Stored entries
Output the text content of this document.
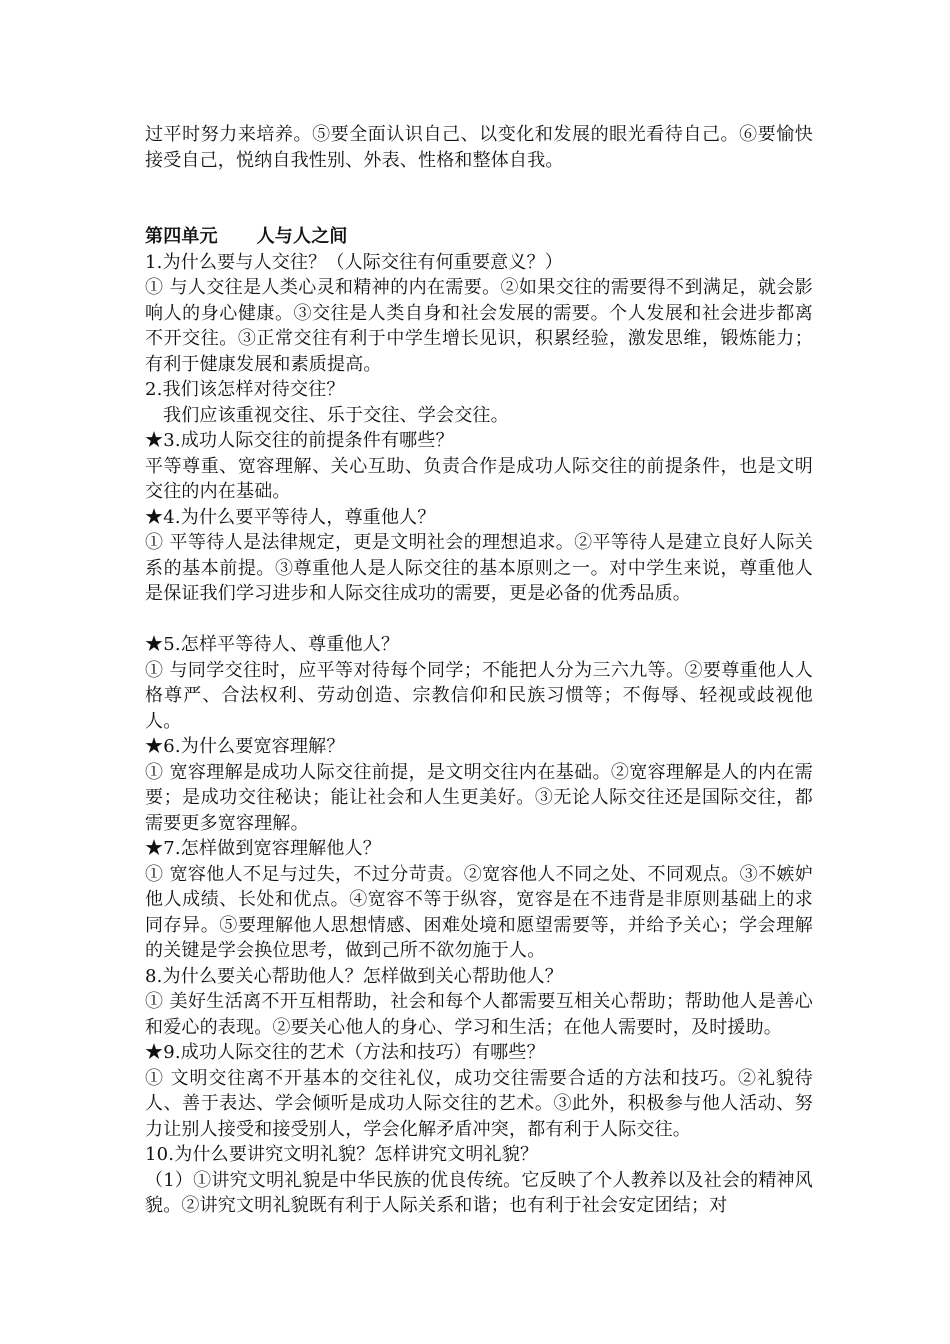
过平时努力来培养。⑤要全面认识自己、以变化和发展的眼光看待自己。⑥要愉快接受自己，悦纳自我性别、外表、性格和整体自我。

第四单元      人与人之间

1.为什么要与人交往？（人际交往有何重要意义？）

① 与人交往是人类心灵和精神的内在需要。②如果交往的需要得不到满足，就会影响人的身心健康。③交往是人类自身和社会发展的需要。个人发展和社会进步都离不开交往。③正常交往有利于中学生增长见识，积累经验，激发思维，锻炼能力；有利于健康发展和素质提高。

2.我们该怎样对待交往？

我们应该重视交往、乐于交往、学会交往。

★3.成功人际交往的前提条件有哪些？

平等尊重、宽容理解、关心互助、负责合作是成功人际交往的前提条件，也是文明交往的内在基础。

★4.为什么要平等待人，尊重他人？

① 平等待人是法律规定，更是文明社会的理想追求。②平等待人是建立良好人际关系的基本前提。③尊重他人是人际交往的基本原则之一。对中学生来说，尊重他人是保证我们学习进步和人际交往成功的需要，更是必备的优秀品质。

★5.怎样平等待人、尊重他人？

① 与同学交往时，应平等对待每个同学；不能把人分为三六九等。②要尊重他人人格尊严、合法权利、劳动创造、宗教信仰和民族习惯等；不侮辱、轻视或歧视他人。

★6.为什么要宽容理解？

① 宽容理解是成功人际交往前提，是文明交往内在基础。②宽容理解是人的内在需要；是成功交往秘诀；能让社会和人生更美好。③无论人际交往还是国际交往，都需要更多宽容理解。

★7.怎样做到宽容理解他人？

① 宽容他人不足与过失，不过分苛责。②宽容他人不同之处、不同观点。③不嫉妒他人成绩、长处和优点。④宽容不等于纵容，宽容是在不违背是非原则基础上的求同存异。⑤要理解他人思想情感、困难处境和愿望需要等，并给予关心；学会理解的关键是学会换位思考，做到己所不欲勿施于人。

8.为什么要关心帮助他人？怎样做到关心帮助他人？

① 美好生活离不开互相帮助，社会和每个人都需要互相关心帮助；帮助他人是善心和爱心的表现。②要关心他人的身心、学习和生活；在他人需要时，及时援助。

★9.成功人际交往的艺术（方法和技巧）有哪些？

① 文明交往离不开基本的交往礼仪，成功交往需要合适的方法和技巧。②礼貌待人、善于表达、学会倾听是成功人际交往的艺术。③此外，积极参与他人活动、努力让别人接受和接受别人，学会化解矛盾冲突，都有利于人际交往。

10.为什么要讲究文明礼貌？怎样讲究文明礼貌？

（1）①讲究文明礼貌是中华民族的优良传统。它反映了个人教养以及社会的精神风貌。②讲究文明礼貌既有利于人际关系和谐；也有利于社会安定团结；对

==

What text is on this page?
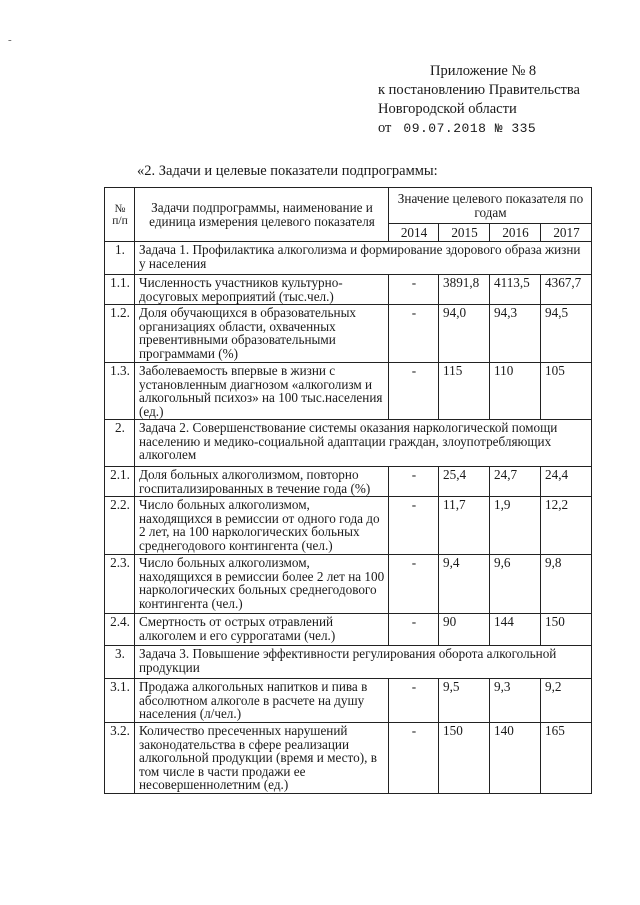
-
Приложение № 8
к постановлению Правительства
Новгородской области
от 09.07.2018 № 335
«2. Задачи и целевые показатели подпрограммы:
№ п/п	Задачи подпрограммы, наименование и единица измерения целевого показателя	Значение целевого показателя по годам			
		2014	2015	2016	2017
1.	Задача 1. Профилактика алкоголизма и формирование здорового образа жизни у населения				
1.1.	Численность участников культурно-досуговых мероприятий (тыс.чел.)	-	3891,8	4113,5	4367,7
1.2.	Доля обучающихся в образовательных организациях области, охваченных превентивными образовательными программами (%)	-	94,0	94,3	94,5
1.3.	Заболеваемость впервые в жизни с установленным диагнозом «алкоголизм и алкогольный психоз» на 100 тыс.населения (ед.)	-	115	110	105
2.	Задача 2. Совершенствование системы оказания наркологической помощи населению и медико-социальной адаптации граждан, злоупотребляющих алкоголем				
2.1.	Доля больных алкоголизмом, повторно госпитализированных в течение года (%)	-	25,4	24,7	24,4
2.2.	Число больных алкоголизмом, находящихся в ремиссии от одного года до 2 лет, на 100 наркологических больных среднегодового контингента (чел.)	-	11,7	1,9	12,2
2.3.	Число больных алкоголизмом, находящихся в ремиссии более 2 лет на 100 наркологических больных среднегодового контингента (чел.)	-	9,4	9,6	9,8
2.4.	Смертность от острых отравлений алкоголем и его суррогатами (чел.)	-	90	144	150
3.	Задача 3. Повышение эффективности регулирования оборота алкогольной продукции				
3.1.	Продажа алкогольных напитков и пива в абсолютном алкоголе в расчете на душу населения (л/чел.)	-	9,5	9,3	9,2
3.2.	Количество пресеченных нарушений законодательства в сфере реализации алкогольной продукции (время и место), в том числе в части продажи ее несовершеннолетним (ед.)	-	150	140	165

---

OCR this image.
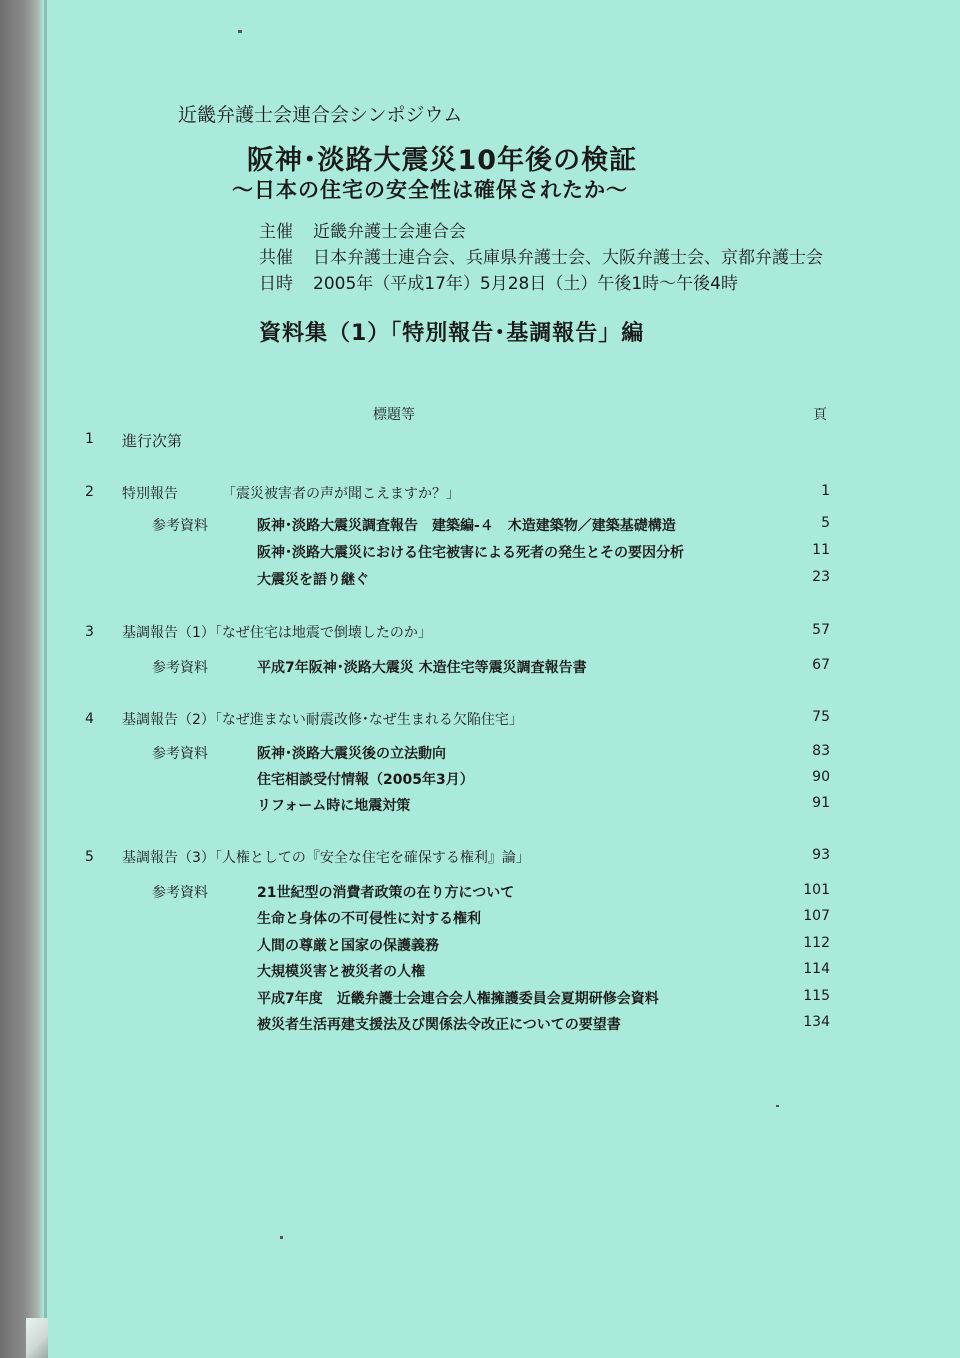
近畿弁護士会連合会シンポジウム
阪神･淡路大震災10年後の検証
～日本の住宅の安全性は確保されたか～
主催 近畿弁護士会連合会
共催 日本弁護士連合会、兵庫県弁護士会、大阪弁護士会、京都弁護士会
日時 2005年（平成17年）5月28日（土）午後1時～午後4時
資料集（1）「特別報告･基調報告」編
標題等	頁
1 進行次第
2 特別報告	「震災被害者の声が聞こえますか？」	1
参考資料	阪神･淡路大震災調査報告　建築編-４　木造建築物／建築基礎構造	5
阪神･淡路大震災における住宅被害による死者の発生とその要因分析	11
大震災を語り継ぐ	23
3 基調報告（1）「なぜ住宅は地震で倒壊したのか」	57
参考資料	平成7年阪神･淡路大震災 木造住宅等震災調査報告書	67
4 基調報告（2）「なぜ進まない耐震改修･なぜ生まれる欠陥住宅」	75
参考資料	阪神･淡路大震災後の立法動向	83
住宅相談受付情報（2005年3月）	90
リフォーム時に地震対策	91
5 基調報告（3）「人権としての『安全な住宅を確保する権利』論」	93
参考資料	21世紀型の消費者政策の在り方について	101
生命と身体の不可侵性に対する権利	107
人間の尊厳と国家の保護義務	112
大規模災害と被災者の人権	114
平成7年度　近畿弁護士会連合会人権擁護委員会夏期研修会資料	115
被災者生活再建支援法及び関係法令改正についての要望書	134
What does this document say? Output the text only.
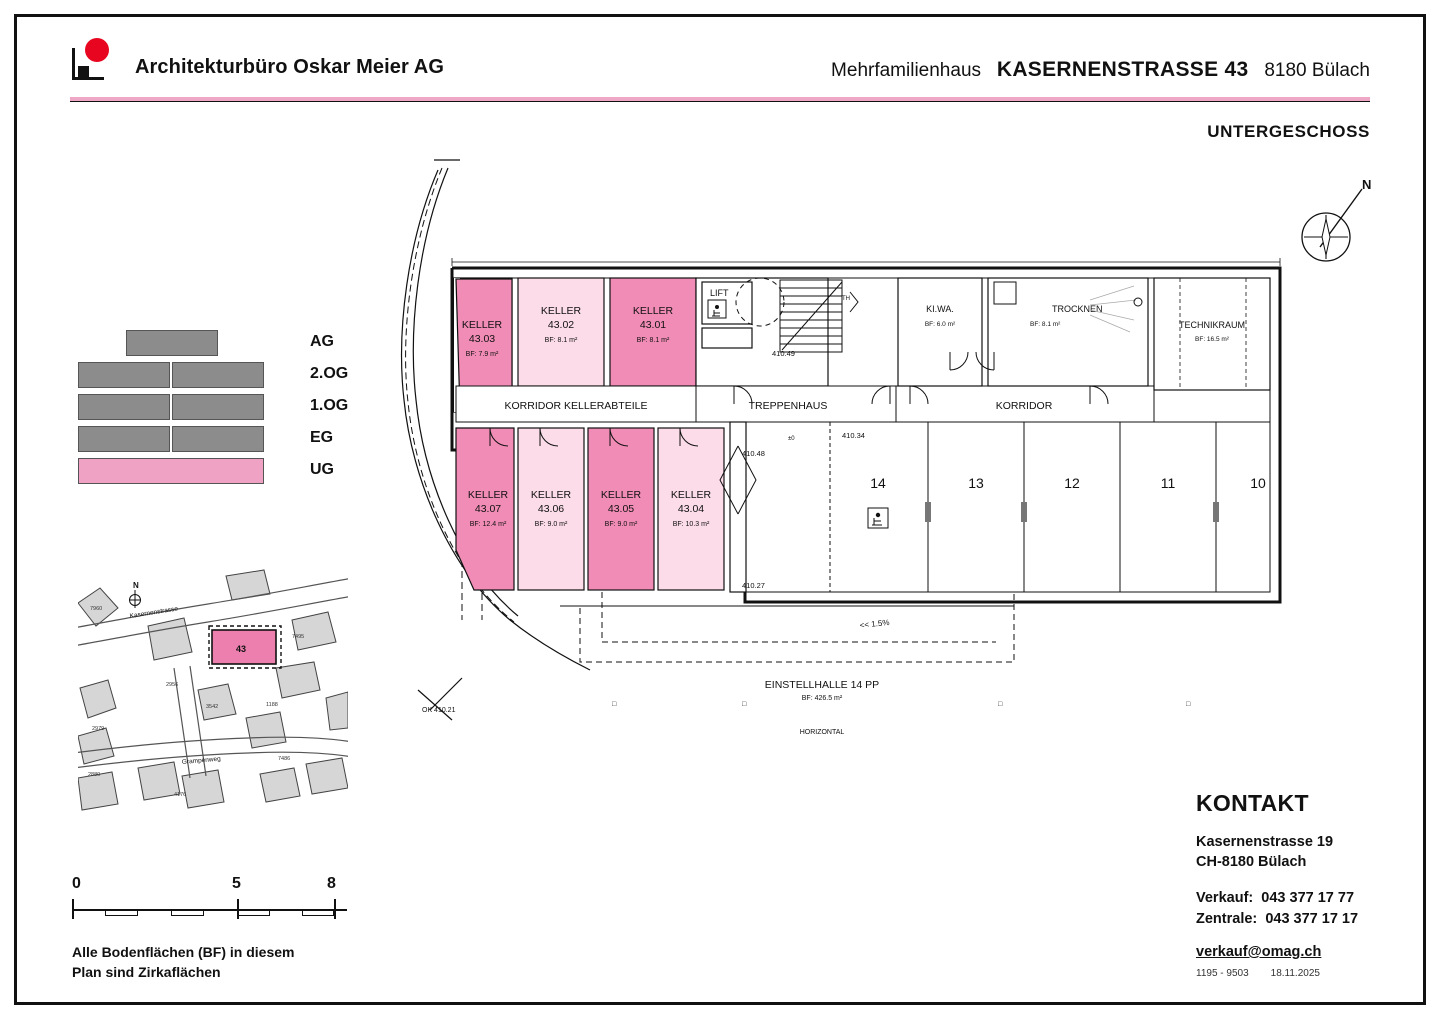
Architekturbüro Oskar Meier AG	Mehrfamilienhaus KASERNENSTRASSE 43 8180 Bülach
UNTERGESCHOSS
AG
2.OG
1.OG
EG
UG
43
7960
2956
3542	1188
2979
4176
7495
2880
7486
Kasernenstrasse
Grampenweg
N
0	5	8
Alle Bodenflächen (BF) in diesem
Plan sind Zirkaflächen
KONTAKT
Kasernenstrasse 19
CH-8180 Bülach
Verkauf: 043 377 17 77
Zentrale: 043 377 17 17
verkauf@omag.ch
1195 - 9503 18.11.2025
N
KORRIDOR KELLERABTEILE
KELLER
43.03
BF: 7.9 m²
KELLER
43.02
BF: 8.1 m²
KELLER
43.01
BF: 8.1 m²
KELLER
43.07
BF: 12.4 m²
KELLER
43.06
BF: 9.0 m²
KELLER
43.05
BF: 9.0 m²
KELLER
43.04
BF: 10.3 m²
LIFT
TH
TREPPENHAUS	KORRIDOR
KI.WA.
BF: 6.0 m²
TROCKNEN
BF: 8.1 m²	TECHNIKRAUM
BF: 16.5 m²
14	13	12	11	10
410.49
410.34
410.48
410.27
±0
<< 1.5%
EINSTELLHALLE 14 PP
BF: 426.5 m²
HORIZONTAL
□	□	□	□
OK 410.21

● DIRECTION
Pull out all lines from the listing that contain the string "продукции".

● TASK ANSWER
3.	Задача 3. Повышение эффективности регулирования оборота алкогольной продукции				
3.2.	Количество пресеченных нарушений законодательства в сфере реализации алкогольной продукции (время и место), в том числе в части продажи ее несовершеннолетним (ед.)	-	150	140	165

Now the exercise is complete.